> [Written exercise] Your task is to repeat the entries exactly. Leave the pictures out.

[Stored records]
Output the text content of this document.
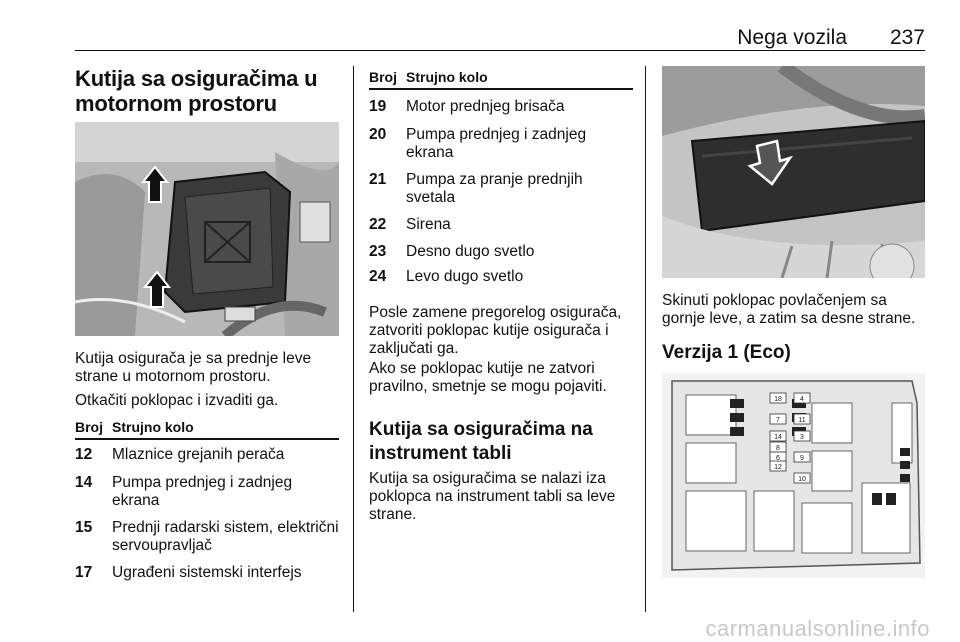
Nega vozila 237
Kutija sa osiguračima u motornom prostoru
Kutija osigurača je sa prednje leve strane u motornom prostoru.
Otkačiti poklopac i izvaditi ga.
Broj Strujno kolo
12 Mlaznice grejanih perača
14 Pumpa prednjeg i zadnjeg ekrana
15 Prednji radarski sistem, električni servoupravljač
17 Ugrađeni sistemski interfejs
Broj Strujno kolo
19 Motor prednjeg brisača
20 Pumpa prednjeg i zadnjeg ekrana
21 Pumpa za pranje prednjih svetala
22 Sirena
23 Desno dugo svetlo
24 Levo dugo svetlo
Posle zamene pregorelog osigurača, zatvoriti poklopac kutije osigurača i zaključati ga.
Ako se poklopac kutije ne zatvori pravilno, smetnje se mogu pojaviti.
Kutija sa osiguračima na instrument tabli
Kutija sa osiguračima se nalazi iza poklopca na instrument tabli sa leve strane.
Skinuti poklopac povlačenjem sa gornje leve, a zatim sa desne strane.
Verzija 1 (Eco)
18
7
14
8
6
12
4
11
3
9
10
carmanualsonline.info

> [Answer for the task]
Output the text content of this document.
Nega vozila 237
Kutija sa osiguračima u motornom prostoru
Kutija osigurača je sa prednje leve strane u motornom prostoru.
Otkačiti poklopac i izvaditi ga.
Broj Strujno kolo
12 Mlaznice grejanih perača
14 Pumpa prednjeg i zadnjeg ekrana
15 Prednji radarski sistem, električni servoupravljač
17 Ugrađeni sistemski interfejs
Broj Strujno kolo
19 Motor prednjeg brisača
20 Pumpa prednjeg i zadnjeg ekrana
21 Pumpa za pranje prednjih svetala
22 Sirena
23 Desno dugo svetlo
24 Levo dugo svetlo
Posle zamene pregorelog osigurača, zatvoriti poklopac kutije osigurača i zaključati ga.
Ako se poklopac kutije ne zatvori pravilno, smetnje se mogu pojaviti.
Kutija sa osiguračima na instrument tabli
Kutija sa osiguračima se nalazi iza poklopca na instrument tabli sa leve strane.
Skinuti poklopac povlačenjem sa gornje leve, a zatim sa desne strane.
Verzija 1 (Eco)
18
7
14
8
6
12
4
11
3
9
10
carmanualsonline.info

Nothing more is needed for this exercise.